— begin GIVEN ENTRIES —

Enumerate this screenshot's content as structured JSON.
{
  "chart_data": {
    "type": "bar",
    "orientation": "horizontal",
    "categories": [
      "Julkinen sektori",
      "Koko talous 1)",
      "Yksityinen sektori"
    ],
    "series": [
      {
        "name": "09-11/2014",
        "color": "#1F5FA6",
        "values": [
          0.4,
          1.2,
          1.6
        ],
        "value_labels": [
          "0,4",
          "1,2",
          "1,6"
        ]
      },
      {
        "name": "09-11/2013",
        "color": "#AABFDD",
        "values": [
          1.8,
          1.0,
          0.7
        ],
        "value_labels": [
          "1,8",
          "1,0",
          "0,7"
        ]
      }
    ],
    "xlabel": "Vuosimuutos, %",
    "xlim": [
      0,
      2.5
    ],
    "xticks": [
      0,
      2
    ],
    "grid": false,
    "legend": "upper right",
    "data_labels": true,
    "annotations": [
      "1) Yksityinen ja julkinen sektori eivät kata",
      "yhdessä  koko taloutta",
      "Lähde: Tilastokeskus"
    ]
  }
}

— end GIVEN ENTRIES —

- [YOUR TASK]: Copy each record from above without leaving any out.

- [FINISHED TASK]:
Enumerate this screenshot's content as structured JSON.
{
  "chart_data": {
    "type": "bar",
    "orientation": "horizontal",
    "categories": [
      "Julkinen sektori",
      "Koko talous 1)",
      "Yksityinen sektori"
    ],
    "series": [
      {
        "name": "09-11/2014",
        "color": "#1F5FA6",
        "values": [
          0.4,
          1.2,
          1.6
        ],
        "value_labels": [
          "0,4",
          "1,2",
          "1,6"
        ]
      },
      {
        "name": "09-11/2013",
        "color": "#AABFDD",
        "values": [
          1.8,
          1.0,
          0.7
        ],
        "value_labels": [
          "1,8",
          "1,0",
          "0,7"
        ]
      }
    ],
    "xlabel": "Vuosimuutos, %",
    "xlim": [
      0,
      2.5
    ],
    "xticks": [
      0,
      2
    ],
    "grid": false,
    "legend": "upper right",
    "data_labels": true,
    "annotations": [
      "1) Yksityinen ja julkinen sektori eivät kata",
      "yhdessä  koko taloutta",
      "Lähde: Tilastokeskus"
    ]
  }
}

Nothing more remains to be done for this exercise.